● Written task
Repeat, exactly and completely, the entries shown underneath.

● Dataset
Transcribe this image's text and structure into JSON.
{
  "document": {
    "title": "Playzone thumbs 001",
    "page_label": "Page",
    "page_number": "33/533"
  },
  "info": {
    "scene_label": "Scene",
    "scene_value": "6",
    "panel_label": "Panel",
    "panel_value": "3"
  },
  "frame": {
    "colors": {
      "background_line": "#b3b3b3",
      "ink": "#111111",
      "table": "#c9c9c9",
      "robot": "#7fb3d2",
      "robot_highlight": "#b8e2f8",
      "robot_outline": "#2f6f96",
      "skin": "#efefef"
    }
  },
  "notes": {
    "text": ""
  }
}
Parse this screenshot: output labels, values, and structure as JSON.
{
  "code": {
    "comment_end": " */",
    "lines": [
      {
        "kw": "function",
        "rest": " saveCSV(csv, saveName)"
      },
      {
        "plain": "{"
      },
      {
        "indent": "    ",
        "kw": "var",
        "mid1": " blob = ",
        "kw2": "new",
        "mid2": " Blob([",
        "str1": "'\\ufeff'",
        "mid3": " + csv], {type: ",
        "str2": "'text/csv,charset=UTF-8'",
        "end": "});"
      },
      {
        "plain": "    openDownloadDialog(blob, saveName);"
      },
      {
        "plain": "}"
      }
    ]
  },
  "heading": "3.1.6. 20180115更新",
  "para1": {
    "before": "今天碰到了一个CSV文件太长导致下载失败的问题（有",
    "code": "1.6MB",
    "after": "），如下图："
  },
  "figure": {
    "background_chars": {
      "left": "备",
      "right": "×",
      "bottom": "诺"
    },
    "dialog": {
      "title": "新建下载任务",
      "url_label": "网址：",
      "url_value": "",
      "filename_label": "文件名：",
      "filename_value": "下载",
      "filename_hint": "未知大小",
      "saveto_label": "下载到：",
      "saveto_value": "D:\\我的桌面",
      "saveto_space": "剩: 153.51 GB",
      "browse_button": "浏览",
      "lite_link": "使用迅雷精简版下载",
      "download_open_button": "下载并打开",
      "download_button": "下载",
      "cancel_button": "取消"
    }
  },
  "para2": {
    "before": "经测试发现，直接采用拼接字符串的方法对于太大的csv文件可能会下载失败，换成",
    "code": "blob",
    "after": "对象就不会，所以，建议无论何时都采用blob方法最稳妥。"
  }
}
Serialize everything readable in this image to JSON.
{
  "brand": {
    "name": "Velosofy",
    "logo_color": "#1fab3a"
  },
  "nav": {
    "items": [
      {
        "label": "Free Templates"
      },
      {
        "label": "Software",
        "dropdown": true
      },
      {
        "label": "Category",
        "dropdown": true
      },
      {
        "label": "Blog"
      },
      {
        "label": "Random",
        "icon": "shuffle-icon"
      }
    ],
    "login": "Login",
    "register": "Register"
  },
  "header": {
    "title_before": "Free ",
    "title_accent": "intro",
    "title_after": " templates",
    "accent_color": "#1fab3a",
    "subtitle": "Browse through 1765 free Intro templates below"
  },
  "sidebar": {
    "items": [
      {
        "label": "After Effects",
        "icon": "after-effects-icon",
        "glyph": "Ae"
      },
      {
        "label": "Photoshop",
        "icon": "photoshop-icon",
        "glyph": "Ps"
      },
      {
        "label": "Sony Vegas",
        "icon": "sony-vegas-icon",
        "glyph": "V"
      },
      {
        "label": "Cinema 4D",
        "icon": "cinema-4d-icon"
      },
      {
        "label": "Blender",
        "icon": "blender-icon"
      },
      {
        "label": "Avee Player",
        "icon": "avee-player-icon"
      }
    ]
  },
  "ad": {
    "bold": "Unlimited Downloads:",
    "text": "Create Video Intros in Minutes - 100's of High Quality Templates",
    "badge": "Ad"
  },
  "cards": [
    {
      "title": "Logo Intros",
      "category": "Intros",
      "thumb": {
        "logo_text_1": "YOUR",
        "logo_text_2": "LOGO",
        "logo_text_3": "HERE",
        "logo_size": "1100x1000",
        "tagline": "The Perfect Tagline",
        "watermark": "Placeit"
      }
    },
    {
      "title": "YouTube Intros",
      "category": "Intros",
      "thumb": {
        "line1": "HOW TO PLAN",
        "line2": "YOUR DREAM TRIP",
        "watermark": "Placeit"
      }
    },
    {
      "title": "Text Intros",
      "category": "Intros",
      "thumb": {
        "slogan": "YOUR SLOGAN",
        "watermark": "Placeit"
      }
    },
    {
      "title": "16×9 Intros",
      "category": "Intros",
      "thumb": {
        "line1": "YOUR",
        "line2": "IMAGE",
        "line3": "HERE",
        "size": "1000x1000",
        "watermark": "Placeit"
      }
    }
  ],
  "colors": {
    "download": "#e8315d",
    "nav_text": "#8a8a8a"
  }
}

● Result of the exercise
Transcribe this image's text and structure into JSON.
{
  "document": {
    "title": "Playzone thumbs 001",
    "page_label": "Page",
    "page_number": "33/533"
  },
  "info": {
    "scene_label": "Scene",
    "scene_value": "6",
    "panel_label": "Panel",
    "panel_value": "3"
  },
  "frame": {
    "colors": {
      "background_line": "#b3b3b3",
      "ink": "#111111",
      "table": "#c9c9c9",
      "robot": "#7fb3d2",
      "robot_highlight": "#b8e2f8",
      "robot_outline": "#2f6f96",
      "skin": "#efefef"
    }
  },
  "notes": {
    "text": ""
  }
}
Parse this screenshot: output labels, values, and structure as JSON.
{
  "code": {
    "comment_end": " */",
    "lines": [
      {
        "kw": "function",
        "rest": " saveCSV(csv, saveName)"
      },
      {
        "plain": "{"
      },
      {
        "indent": "    ",
        "kw": "var",
        "mid1": " blob = ",
        "kw2": "new",
        "mid2": " Blob([",
        "str1": "'\\ufeff'",
        "mid3": " + csv], {type: ",
        "str2": "'text/csv,charset=UTF-8'",
        "end": "});"
      },
      {
        "plain": "    openDownloadDialog(blob, saveName);"
      },
      {
        "plain": "}"
      }
    ]
  },
  "heading": "3.1.6. 20180115更新",
  "para1": {
    "before": "今天碰到了一个CSV文件太长导致下载失败的问题（有",
    "code": "1.6MB",
    "after": "），如下图："
  },
  "figure": {
    "background_chars": {
      "left": "备",
      "right": "×",
      "bottom": "诺"
    },
    "dialog": {
      "title": "新建下载任务",
      "url_label": "网址：",
      "url_value": "",
      "filename_label": "文件名：",
      "filename_value": "下载",
      "filename_hint": "未知大小",
      "saveto_label": "下载到：",
      "saveto_value": "D:\\我的桌面",
      "saveto_space": "剩: 153.51 GB",
      "browse_button": "浏览",
      "lite_link": "使用迅雷精简版下载",
      "download_open_button": "下载并打开",
      "download_button": "下载",
      "cancel_button": "取消"
    }
  },
  "para2": {
    "before": "经测试发现，直接采用拼接字符串的方法对于太大的csv文件可能会下载失败，换成",
    "code": "blob",
    "after": "对象就不会，所以，建议无论何时都采用blob方法最稳妥。"
  }
}
Serialize everything readable in this image to JSON.
{
  "brand": {
    "name": "Velosofy",
    "logo_color": "#1fab3a"
  },
  "nav": {
    "items": [
      {
        "label": "Free Templates"
      },
      {
        "label": "Software",
        "dropdown": true
      },
      {
        "label": "Category",
        "dropdown": true
      },
      {
        "label": "Blog"
      },
      {
        "label": "Random",
        "icon": "shuffle-icon"
      }
    ],
    "login": "Login",
    "register": "Register"
  },
  "header": {
    "title_before": "Free ",
    "title_accent": "intro",
    "title_after": " templates",
    "accent_color": "#1fab3a",
    "subtitle": "Browse through 1765 free Intro templates below"
  },
  "sidebar": {
    "items": [
      {
        "label": "After Effects",
        "icon": "after-effects-icon",
        "glyph": "Ae"
      },
      {
        "label": "Photoshop",
        "icon": "photoshop-icon",
        "glyph": "Ps"
      },
      {
        "label": "Sony Vegas",
        "icon": "sony-vegas-icon",
        "glyph": "V"
      },
      {
        "label": "Cinema 4D",
        "icon": "cinema-4d-icon"
      },
      {
        "label": "Blender",
        "icon": "blender-icon"
      },
      {
        "label": "Avee Player",
        "icon": "avee-player-icon"
      }
    ]
  },
  "ad": {
    "bold": "Unlimited Downloads:",
    "text": "Create Video Intros in Minutes - 100's of High Quality Templates",
    "badge": "Ad"
  },
  "cards": [
    {
      "title": "Logo Intros",
      "category": "Intros",
      "thumb": {
        "logo_text_1": "YOUR",
        "logo_text_2": "LOGO",
        "logo_text_3": "HERE",
        "logo_size": "1100x1000",
        "tagline": "The Perfect Tagline",
        "watermark": "Placeit"
      }
    },
    {
      "title": "YouTube Intros",
      "category": "Intros",
      "thumb": {
        "line1": "HOW TO PLAN",
        "line2": "YOUR DREAM TRIP",
        "watermark": "Placeit"
      }
    },
    {
      "title": "Text Intros",
      "category": "Intros",
      "thumb": {
        "slogan": "YOUR SLOGAN",
        "watermark": "Placeit"
      }
    },
    {
      "title": "16×9 Intros",
      "category": "Intros",
      "thumb": {
        "line1": "YOUR",
        "line2": "IMAGE",
        "line3": "HERE",
        "size": "1000x1000",
        "watermark": "Placeit"
      }
    }
  ],
  "colors": {
    "download": "#e8315d",
    "nav_text": "#8a8a8a"
  }
}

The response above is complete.